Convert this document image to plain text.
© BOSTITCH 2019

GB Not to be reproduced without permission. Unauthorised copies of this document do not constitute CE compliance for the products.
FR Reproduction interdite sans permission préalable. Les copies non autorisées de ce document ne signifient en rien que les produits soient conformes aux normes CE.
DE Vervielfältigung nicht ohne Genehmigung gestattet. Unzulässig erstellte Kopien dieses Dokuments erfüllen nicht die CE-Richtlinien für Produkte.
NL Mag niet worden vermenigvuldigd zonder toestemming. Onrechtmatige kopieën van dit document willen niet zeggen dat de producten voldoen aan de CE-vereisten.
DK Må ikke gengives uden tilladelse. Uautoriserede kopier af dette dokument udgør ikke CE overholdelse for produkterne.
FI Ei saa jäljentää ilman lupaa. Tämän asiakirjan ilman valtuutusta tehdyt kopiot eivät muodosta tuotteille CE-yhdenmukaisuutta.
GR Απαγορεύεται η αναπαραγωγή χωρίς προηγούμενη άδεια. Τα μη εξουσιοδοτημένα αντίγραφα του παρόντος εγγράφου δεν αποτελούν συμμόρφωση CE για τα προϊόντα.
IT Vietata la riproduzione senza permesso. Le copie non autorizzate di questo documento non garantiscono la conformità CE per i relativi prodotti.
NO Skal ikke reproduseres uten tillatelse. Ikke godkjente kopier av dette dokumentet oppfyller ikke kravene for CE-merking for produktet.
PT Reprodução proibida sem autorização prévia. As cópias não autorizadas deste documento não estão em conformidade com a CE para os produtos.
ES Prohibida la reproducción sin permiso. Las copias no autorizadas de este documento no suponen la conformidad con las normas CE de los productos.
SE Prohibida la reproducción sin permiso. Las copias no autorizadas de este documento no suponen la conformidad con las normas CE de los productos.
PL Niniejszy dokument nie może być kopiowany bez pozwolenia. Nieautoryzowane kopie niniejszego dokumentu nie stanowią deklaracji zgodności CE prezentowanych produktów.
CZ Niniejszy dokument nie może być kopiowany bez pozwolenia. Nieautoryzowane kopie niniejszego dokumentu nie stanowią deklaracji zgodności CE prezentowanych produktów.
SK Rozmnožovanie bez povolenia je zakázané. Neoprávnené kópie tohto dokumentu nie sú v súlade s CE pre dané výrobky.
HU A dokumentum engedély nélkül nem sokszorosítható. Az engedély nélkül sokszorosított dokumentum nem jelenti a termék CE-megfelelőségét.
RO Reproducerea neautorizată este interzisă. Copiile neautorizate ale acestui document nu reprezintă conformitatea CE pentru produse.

_ _ _ _ _ _ _

* DIRECTIVE *
Write out all of the records once more, exactly.

* RESULT *
Convert this document image to plain text.
© BOSTITCH 2019

GB Not to be reproduced without permission. Unauthorised copies of this document do not constitute CE compliance for the products.
FR Reproduction interdite sans permission préalable. Les copies non autorisées de ce document ne signifient en rien que les produits soient conformes aux normes CE.
DE Vervielfältigung nicht ohne Genehmigung gestattet. Unzulässig erstellte Kopien dieses Dokuments erfüllen nicht die CE-Richtlinien für Produkte.
NL Mag niet worden vermenigvuldigd zonder toestemming. Onrechtmatige kopieën van dit document willen niet zeggen dat de producten voldoen aan de CE-vereisten.
DK Må ikke gengives uden tilladelse. Uautoriserede kopier af dette dokument udgør ikke CE overholdelse for produkterne.
FI Ei saa jäljentää ilman lupaa. Tämän asiakirjan ilman valtuutusta tehdyt kopiot eivät muodosta tuotteille CE-yhdenmukaisuutta.
GR Απαγορεύεται η αναπαραγωγή χωρίς προηγούμενη άδεια. Τα μη εξουσιοδοτημένα αντίγραφα του παρόντος εγγράφου δεν αποτελούν συμμόρφωση CE για τα προϊόντα.
IT Vietata la riproduzione senza permesso. Le copie non autorizzate di questo documento non garantiscono la conformità CE per i relativi prodotti.
NO Skal ikke reproduseres uten tillatelse. Ikke godkjente kopier av dette dokumentet oppfyller ikke kravene for CE-merking for produktet.
PT Reprodução proibida sem autorização prévia. As cópias não autorizadas deste documento não estão em conformidade com a CE para os produtos.
ES Prohibida la reproducción sin permiso. Las copias no autorizadas de este documento no suponen la conformidad con las normas CE de los productos.
SE Prohibida la reproducción sin permiso. Las copias no autorizadas de este documento no suponen la conformidad con las normas CE de los productos.
PL Niniejszy dokument nie może być kopiowany bez pozwolenia. Nieautoryzowane kopie niniejszego dokumentu nie stanowią deklaracji zgodności CE prezentowanych produktów.
CZ Niniejszy dokument nie może być kopiowany bez pozwolenia. Nieautoryzowane kopie niniejszego dokumentu nie stanowią deklaracji zgodności CE prezentowanych produktów.
SK Rozmnožovanie bez povolenia je zakázané. Neoprávnené kópie tohto dokumentu nie sú v súlade s CE pre dané výrobky.
HU A dokumentum engedély nélkül nem sokszorosítható. Az engedély nélkül sokszorosított dokumentum nem jelenti a termék CE-megfelelőségét.
RO Reproducerea neautorizată este interzisă. Copiile neautorizate ale acestui document nu reprezintă conformitatea CE pentru produse.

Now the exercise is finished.